Records from a collection
- - -
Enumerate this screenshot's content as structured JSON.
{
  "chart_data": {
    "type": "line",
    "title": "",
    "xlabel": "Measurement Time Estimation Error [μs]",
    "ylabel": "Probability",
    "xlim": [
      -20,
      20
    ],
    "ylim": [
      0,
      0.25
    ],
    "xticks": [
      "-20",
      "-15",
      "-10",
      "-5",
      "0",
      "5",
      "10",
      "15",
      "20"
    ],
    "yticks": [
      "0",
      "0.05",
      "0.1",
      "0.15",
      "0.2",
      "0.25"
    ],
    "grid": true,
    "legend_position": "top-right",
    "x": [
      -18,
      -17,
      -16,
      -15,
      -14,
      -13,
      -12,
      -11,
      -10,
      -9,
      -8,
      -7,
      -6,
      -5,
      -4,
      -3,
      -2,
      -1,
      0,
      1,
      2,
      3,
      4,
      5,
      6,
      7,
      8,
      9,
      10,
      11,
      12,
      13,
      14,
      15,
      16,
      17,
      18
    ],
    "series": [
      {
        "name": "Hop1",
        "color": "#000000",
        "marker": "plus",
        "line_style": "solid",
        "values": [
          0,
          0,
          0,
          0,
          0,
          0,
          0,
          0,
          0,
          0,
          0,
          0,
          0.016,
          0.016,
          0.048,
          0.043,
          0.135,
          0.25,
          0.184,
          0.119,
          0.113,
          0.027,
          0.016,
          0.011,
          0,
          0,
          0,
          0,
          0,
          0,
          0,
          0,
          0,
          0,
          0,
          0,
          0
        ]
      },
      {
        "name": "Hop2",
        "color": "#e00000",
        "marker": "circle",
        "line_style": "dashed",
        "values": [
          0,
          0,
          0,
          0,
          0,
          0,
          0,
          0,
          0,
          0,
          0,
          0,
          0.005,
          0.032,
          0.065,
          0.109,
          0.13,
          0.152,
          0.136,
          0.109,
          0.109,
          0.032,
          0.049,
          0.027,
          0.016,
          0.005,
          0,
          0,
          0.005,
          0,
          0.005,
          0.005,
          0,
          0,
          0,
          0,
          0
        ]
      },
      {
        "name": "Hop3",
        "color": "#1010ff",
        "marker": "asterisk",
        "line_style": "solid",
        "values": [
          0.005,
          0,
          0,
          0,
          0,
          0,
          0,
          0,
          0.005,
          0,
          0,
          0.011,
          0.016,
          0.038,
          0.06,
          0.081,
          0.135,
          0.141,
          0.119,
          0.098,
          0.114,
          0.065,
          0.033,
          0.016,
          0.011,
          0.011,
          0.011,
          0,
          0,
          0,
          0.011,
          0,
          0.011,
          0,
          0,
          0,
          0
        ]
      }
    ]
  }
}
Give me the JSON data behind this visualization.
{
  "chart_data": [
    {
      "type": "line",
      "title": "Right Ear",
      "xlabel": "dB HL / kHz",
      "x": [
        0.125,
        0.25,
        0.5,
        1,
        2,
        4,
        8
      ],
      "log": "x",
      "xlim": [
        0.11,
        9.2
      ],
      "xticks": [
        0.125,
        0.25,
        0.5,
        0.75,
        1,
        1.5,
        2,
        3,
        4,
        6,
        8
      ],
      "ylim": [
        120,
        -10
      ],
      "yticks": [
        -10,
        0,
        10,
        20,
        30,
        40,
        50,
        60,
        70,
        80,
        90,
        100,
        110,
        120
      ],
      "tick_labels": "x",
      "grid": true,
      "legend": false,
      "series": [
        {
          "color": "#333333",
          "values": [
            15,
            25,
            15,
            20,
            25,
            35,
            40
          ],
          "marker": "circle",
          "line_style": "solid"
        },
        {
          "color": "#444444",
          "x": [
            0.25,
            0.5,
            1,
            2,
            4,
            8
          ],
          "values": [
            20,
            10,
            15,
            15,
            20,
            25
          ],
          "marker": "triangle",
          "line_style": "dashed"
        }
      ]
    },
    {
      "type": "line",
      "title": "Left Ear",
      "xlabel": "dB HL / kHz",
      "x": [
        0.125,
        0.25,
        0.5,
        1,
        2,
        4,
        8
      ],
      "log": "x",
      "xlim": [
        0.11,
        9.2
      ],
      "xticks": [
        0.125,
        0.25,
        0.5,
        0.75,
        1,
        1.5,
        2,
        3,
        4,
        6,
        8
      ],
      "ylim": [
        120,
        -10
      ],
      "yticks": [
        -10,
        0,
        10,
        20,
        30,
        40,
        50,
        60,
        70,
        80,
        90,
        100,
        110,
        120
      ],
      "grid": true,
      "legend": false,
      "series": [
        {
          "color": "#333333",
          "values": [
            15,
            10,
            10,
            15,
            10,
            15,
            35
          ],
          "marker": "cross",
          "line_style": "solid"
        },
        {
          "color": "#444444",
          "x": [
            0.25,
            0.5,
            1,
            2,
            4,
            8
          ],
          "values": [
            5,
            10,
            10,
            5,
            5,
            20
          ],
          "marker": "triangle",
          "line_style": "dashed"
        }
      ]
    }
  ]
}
- - -
Copy out all of the records above with nothing altered.

Task solution:
Enumerate this screenshot's content as structured JSON.
{
  "chart_data": {
    "type": "line",
    "title": "",
    "xlabel": "Measurement Time Estimation Error [μs]",
    "ylabel": "Probability",
    "xlim": [
      -20,
      20
    ],
    "ylim": [
      0,
      0.25
    ],
    "xticks": [
      "-20",
      "-15",
      "-10",
      "-5",
      "0",
      "5",
      "10",
      "15",
      "20"
    ],
    "yticks": [
      "0",
      "0.05",
      "0.1",
      "0.15",
      "0.2",
      "0.25"
    ],
    "grid": true,
    "legend_position": "top-right",
    "x": [
      -18,
      -17,
      -16,
      -15,
      -14,
      -13,
      -12,
      -11,
      -10,
      -9,
      -8,
      -7,
      -6,
      -5,
      -4,
      -3,
      -2,
      -1,
      0,
      1,
      2,
      3,
      4,
      5,
      6,
      7,
      8,
      9,
      10,
      11,
      12,
      13,
      14,
      15,
      16,
      17,
      18
    ],
    "series": [
      {
        "name": "Hop1",
        "color": "#000000",
        "marker": "plus",
        "line_style": "solid",
        "values": [
          0,
          0,
          0,
          0,
          0,
          0,
          0,
          0,
          0,
          0,
          0,
          0,
          0.016,
          0.016,
          0.048,
          0.043,
          0.135,
          0.25,
          0.184,
          0.119,
          0.113,
          0.027,
          0.016,
          0.011,
          0,
          0,
          0,
          0,
          0,
          0,
          0,
          0,
          0,
          0,
          0,
          0,
          0
        ]
      },
      {
        "name": "Hop2",
        "color": "#e00000",
        "marker": "circle",
        "line_style": "dashed",
        "values": [
          0,
          0,
          0,
          0,
          0,
          0,
          0,
          0,
          0,
          0,
          0,
          0,
          0.005,
          0.032,
          0.065,
          0.109,
          0.13,
          0.152,
          0.136,
          0.109,
          0.109,
          0.032,
          0.049,
          0.027,
          0.016,
          0.005,
          0,
          0,
          0.005,
          0,
          0.005,
          0.005,
          0,
          0,
          0,
          0,
          0
        ]
      },
      {
        "name": "Hop3",
        "color": "#1010ff",
        "marker": "asterisk",
        "line_style": "solid",
        "values": [
          0.005,
          0,
          0,
          0,
          0,
          0,
          0,
          0,
          0.005,
          0,
          0,
          0.011,
          0.016,
          0.038,
          0.06,
          0.081,
          0.135,
          0.141,
          0.119,
          0.098,
          0.114,
          0.065,
          0.033,
          0.016,
          0.011,
          0.011,
          0.011,
          0,
          0,
          0,
          0.011,
          0,
          0.011,
          0,
          0,
          0,
          0
        ]
      }
    ]
  }
}
Give me the JSON data behind this visualization.
{
  "chart_data": [
    {
      "type": "line",
      "title": "Right Ear",
      "xlabel": "dB HL / kHz",
      "x": [
        0.125,
        0.25,
        0.5,
        1,
        2,
        4,
        8
      ],
      "log": "x",
      "xlim": [
        0.11,
        9.2
      ],
      "xticks": [
        0.125,
        0.25,
        0.5,
        0.75,
        1,
        1.5,
        2,
        3,
        4,
        6,
        8
      ],
      "ylim": [
        120,
        -10
      ],
      "yticks": [
        -10,
        0,
        10,
        20,
        30,
        40,
        50,
        60,
        70,
        80,
        90,
        100,
        110,
        120
      ],
      "tick_labels": "x",
      "grid": true,
      "legend": false,
      "series": [
        {
          "color": "#333333",
          "values": [
            15,
            25,
            15,
            20,
            25,
            35,
            40
          ],
          "marker": "circle",
          "line_style": "solid"
        },
        {
          "color": "#444444",
          "x": [
            0.25,
            0.5,
            1,
            2,
            4,
            8
          ],
          "values": [
            20,
            10,
            15,
            15,
            20,
            25
          ],
          "marker": "triangle",
          "line_style": "dashed"
        }
      ]
    },
    {
      "type": "line",
      "title": "Left Ear",
      "xlabel": "dB HL / kHz",
      "x": [
        0.125,
        0.25,
        0.5,
        1,
        2,
        4,
        8
      ],
      "log": "x",
      "xlim": [
        0.11,
        9.2
      ],
      "xticks": [
        0.125,
        0.25,
        0.5,
        0.75,
        1,
        1.5,
        2,
        3,
        4,
        6,
        8
      ],
      "ylim": [
        120,
        -10
      ],
      "yticks": [
        -10,
        0,
        10,
        20,
        30,
        40,
        50,
        60,
        70,
        80,
        90,
        100,
        110,
        120
      ],
      "grid": true,
      "legend": false,
      "series": [
        {
          "color": "#333333",
          "values": [
            15,
            10,
            10,
            15,
            10,
            15,
            35
          ],
          "marker": "cross",
          "line_style": "solid"
        },
        {
          "color": "#444444",
          "x": [
            0.25,
            0.5,
            1,
            2,
            4,
            8
          ],
          "values": [
            5,
            10,
            10,
            5,
            5,
            20
          ],
          "marker": "triangle",
          "line_style": "dashed"
        }
      ]
    }
  ]
}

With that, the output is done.